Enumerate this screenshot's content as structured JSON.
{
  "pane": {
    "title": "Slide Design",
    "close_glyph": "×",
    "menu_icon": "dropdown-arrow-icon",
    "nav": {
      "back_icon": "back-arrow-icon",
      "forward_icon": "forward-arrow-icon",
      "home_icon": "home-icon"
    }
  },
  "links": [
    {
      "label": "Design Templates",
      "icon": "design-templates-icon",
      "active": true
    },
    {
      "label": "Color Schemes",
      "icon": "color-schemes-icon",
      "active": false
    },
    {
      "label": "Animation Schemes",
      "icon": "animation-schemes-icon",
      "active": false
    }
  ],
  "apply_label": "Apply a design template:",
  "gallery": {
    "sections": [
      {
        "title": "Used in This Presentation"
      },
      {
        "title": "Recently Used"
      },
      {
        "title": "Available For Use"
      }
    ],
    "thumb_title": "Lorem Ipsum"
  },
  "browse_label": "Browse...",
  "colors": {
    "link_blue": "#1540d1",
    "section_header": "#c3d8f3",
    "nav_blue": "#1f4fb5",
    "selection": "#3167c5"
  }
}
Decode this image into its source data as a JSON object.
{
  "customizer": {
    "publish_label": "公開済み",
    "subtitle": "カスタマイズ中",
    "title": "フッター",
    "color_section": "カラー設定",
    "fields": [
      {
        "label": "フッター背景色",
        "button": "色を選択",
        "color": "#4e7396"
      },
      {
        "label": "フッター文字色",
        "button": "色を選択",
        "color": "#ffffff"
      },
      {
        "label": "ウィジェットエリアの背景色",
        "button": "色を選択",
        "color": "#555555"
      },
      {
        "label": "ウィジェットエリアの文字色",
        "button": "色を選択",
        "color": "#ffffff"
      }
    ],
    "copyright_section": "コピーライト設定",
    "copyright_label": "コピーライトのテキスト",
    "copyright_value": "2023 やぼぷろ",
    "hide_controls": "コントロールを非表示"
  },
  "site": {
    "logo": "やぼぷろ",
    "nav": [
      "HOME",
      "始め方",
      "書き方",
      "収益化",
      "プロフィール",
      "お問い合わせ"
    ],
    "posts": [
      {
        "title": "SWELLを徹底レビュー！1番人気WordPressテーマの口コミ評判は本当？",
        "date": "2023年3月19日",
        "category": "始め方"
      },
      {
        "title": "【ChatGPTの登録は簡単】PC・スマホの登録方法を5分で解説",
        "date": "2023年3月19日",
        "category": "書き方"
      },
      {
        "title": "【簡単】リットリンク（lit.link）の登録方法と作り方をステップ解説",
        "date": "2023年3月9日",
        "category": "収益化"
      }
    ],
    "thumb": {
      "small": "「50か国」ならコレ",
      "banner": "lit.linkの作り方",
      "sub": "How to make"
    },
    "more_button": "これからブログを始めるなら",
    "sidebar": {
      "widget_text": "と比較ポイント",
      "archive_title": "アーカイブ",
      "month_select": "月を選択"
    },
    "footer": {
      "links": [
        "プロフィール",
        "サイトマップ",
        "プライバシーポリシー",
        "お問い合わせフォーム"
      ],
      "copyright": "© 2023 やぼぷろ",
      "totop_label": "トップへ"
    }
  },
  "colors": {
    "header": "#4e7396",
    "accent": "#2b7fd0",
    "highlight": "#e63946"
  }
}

***

**Directions:** Look through the entries and return every line where "やぼぷろ" appears.

**Output for this task:**
    "copyright_value": "2023 やぼぷろ",
    "logo": "やぼぷろ",
      "copyright": "© 2023 やぼぷろ",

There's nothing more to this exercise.